*What is asked*
Write out the material below again, unchanged.

*Input records*
____
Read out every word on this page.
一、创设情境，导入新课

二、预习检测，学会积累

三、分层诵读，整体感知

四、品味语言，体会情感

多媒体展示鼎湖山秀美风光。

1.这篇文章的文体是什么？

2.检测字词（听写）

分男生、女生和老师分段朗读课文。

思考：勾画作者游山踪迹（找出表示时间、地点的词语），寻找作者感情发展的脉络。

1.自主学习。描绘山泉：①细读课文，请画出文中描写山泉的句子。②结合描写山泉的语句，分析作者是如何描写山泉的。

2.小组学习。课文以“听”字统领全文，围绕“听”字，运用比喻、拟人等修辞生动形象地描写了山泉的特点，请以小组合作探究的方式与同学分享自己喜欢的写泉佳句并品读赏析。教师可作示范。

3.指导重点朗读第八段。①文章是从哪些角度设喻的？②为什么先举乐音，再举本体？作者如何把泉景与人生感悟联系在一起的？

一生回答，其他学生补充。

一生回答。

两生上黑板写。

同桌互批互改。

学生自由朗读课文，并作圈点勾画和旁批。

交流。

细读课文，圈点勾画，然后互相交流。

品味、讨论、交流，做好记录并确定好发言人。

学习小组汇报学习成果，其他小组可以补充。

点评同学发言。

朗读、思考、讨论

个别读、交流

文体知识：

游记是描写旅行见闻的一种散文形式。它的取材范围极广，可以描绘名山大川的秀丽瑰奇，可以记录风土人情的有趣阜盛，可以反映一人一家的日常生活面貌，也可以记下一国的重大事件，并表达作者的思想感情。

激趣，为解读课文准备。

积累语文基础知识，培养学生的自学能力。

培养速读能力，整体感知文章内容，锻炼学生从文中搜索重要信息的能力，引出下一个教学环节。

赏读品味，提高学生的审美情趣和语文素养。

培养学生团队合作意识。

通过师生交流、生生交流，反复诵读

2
____
*Output below*
Read out every word on this page.
一、创设情境，导入新课

二、预习检测，学会积累

三、分层诵读，整体感知

四、品味语言，体会情感

多媒体展示鼎湖山秀美风光。

1.这篇文章的文体是什么？

2.检测字词（听写）

分男生、女生和老师分段朗读课文。

思考：勾画作者游山踪迹（找出表示时间、地点的词语），寻找作者感情发展的脉络。

1.自主学习。描绘山泉：①细读课文，请画出文中描写山泉的句子。②结合描写山泉的语句，分析作者是如何描写山泉的。

2.小组学习。课文以“听”字统领全文，围绕“听”字，运用比喻、拟人等修辞生动形象地描写了山泉的特点，请以小组合作探究的方式与同学分享自己喜欢的写泉佳句并品读赏析。教师可作示范。

3.指导重点朗读第八段。①文章是从哪些角度设喻的？②为什么先举乐音，再举本体？作者如何把泉景与人生感悟联系在一起的？

一生回答，其他学生补充。

一生回答。

两生上黑板写。

同桌互批互改。

学生自由朗读课文，并作圈点勾画和旁批。

交流。

细读课文，圈点勾画，然后互相交流。

品味、讨论、交流，做好记录并确定好发言人。

学习小组汇报学习成果，其他小组可以补充。

点评同学发言。

朗读、思考、讨论

个别读、交流

文体知识：

游记是描写旅行见闻的一种散文形式。它的取材范围极广，可以描绘名山大川的秀丽瑰奇，可以记录风土人情的有趣阜盛，可以反映一人一家的日常生活面貌，也可以记下一国的重大事件，并表达作者的思想感情。

激趣，为解读课文准备。

积累语文基础知识，培养学生的自学能力。

培养速读能力，整体感知文章内容，锻炼学生从文中搜索重要信息的能力，引出下一个教学环节。

赏读品味，提高学生的审美情趣和语文素养。

培养学生团队合作意识。

通过师生交流、生生交流，反复诵读

2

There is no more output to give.